## Passage
*** Block opens ***

Man. My fingers are crossed, too. What a horrible situation to be in.

If there's one thing a medical education is giving me, it's an appreciation for how fortunate I am.

10:12 PM

Anonymous Anonymous said...

This same type of thing is happening to a woman on WB. She has been partially treated for uterine cancer and needs a hysterectomy asap. But, she opted to go for a baby and delay the hysterectomy until after the birth. She had a poor prognosis from the beginning. She is pregnant with twins.

Myself, I am 29 and have and advanced cancer and have had to make the decision not to have children,not because I can't physically, but because my 5 year survival rate is only 20%.

Cancer sux.

3:11 PM

Blogger Gabbergirl said...

That is horrible. How sad. I can't imagine having to go through that once you were finally able to conceive after trying so hard. I'm sending positive thoughts to poor Mary and hope that everything turns out okay.

5:52 PM

Anonymous Sandra said...

Cross my fingers, knock on wood and pray to God.

8:02 PM

Blogger ArizonaDB said...

Wow, its stories like that that make me scared about trying to have kids. I guess my wife and I have always taken for granted that when we are "ready" and want to start having kids we will be able to conceive.

I wish her good luck, and what ever decision she makes will be the right one for her and her family.

Desert Imaging

7:48 PM

Anonymous zole4 said...

Oh my god, I want to cry for her. I really hope it all works out, that her situation resolves successfully, and that her baby is born healthy.

My thoughts are with her and her hubby.

*** Block closes ***

## Instructions
A: In the comments, what five-year survival rate does the 29-year-old commenter give for their own cancer?
B: Condense the paragraph in the comments beginning "This same type of thing" into a short bulleted list that keeps its main facts.
C: Translate this sentence from the comments into Spanish: "If there's one thing a medical education is giving me, it's an appreciation for how fortunate I am."
The data below the comments has nothing to do with them.

## Listed records
*** Block opens ***

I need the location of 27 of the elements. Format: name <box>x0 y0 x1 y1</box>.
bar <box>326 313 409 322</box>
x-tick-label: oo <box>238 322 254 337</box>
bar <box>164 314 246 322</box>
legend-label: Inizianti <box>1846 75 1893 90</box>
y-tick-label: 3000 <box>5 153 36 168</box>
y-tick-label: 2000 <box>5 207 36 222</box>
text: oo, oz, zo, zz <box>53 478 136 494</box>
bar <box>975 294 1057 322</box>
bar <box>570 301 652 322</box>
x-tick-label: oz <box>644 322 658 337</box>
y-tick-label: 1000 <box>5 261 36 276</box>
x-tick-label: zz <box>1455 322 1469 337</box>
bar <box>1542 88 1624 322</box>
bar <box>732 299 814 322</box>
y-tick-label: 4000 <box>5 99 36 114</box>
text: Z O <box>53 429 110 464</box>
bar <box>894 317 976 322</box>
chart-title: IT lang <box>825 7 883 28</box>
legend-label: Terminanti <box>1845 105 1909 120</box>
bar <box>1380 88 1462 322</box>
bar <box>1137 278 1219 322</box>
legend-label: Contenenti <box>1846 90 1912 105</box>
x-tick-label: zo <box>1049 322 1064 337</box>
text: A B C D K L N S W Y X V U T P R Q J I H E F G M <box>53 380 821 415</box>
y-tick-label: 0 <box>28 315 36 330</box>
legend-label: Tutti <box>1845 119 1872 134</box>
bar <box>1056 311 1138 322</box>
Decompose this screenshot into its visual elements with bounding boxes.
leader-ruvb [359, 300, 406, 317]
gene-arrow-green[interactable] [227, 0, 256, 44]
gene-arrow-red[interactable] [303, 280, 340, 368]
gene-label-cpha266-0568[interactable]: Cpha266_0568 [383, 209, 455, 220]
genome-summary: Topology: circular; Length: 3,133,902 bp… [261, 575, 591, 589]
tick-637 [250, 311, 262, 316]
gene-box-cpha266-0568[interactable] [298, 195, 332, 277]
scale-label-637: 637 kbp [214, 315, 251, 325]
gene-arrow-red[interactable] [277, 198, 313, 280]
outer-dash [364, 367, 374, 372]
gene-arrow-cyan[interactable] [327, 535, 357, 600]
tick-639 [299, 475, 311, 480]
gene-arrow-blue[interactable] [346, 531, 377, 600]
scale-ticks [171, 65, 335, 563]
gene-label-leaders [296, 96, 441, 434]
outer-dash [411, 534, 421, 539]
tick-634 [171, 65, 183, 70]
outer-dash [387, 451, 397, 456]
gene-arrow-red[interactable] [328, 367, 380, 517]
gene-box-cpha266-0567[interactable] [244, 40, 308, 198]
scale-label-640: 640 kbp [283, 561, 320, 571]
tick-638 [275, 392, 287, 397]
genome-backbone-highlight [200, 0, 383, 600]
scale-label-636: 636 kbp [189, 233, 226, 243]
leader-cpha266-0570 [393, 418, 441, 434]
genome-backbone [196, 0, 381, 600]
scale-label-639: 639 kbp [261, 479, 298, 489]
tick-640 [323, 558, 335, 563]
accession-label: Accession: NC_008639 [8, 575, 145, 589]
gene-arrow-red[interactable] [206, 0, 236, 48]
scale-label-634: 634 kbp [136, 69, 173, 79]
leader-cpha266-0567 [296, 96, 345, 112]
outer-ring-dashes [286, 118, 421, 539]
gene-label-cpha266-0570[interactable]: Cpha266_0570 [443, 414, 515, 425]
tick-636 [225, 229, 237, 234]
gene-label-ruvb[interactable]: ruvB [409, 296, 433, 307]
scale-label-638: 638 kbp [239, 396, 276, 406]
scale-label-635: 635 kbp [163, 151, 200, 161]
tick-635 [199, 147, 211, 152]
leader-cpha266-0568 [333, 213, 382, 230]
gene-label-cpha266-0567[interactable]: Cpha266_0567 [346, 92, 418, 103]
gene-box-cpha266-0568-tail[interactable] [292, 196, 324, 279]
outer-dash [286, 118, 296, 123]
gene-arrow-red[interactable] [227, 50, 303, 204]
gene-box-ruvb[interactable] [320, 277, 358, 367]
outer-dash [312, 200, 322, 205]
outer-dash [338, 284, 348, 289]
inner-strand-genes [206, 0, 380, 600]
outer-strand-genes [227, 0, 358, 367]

*** Block closes ***

## Answers for the exercise
A: Only 20%.

B:
- A woman on WB has been partially treated for uterine cancer and needs a hysterectomy as soon as possible.
- She chose to try for a baby and put off the hysterectomy until after the birth.
- Her prognosis was poor from the beginning.
- She is pregnant with twins.

C: Si hay algo que me está dando la formación en medicina, es saber apreciar la suerte que tengo.